* _What to produce_: Quote the listing in full, exactly as given, minus any pictures.

* _Excerpted records_:
■ ■ ■ ■ ■
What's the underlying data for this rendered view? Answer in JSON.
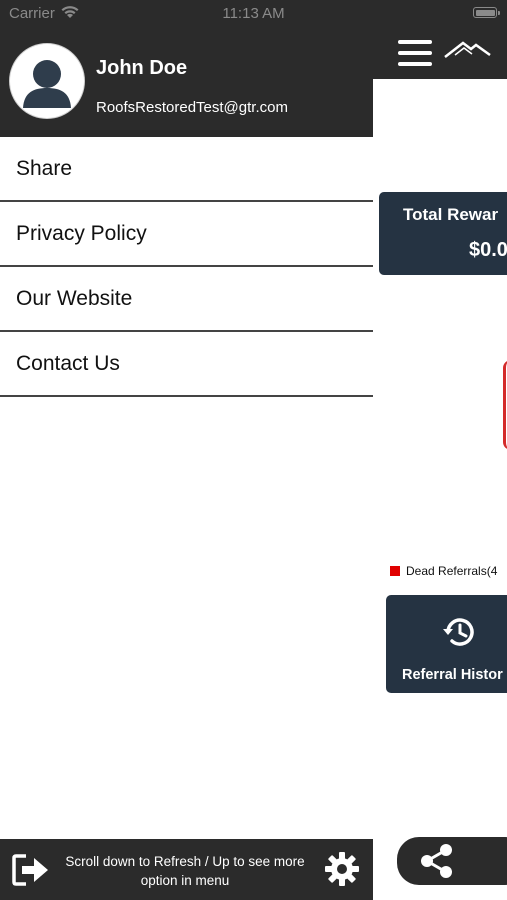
{
  "status_bar": {
    "carrier": "Carrier",
    "time": "11:13 AM"
  },
  "drawer": {
    "user": {
      "name": "John Doe",
      "email": "RoofsRestoredTest@gtr.com"
    },
    "menu": [
      {
        "label": "Share"
      },
      {
        "label": "Privacy Policy"
      },
      {
        "label": "Our Website"
      },
      {
        "label": "Contact Us"
      }
    ],
    "footer": {
      "hint_line1": "Scroll down to Refresh / Up to see more",
      "hint_line2": "option in menu"
    }
  },
  "main": {
    "rewards": {
      "title": "Total Rewar",
      "amount": "$0.0"
    },
    "legend": {
      "label": "Dead Referrals(4"
    },
    "history": {
      "label": "Referral Histor"
    }
  },
  "icons": {
    "menu": "hamburger-icon",
    "logo": "roof-logo-icon",
    "avatar": "user-avatar-icon",
    "logout": "logout-icon",
    "settings": "gear-icon",
    "history": "history-icon",
    "share": "share-icon"
  },
  "colors": {
    "header": "#2b2b2b",
    "card": "#253342",
    "accent_red": "#e00000",
    "divider": "#444444"
  }
}
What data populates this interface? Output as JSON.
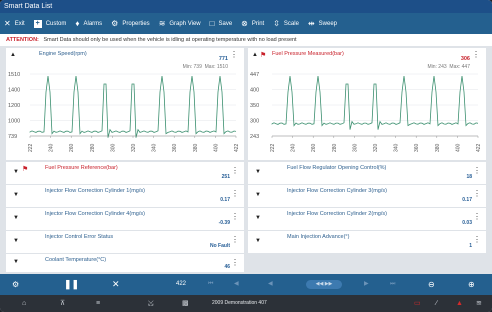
■ ■ ■ ■ ■
* _Complete answer_:
What's the underlying data for this rendered view? Answer in JSON.
{
  "status_bar": {
    "carrier": "Carrier",
    "time": "11:13 AM"
  },
  "drawer": {
    "user": {
      "name": "John Doe",
      "email": "RoofsRestoredTest@gtr.com"
    },
    "menu": [
      {
        "label": "Share"
      },
      {
        "label": "Privacy Policy"
      },
      {
        "label": "Our Website"
      },
      {
        "label": "Contact Us"
      }
    ],
    "footer": {
      "hint_line1": "Scroll down to Refresh / Up to see more",
      "hint_line2": "option in menu"
    }
  },
  "main": {
    "rewards": {
      "title": "Total Rewar",
      "amount": "$0.0"
    },
    "legend": {
      "label": "Dead Referrals(4"
    },
    "history": {
      "label": "Referral Histor"
    }
  },
  "icons": {
    "menu": "hamburger-icon",
    "logo": "roof-logo-icon",
    "avatar": "user-avatar-icon",
    "logout": "logout-icon",
    "settings": "gear-icon",
    "history": "history-icon",
    "share": "share-icon"
  },
  "colors": {
    "header": "#2b2b2b",
    "card": "#253342",
    "accent_red": "#e00000",
    "divider": "#444444"
  }
}
What data populates this interface? Output as JSON.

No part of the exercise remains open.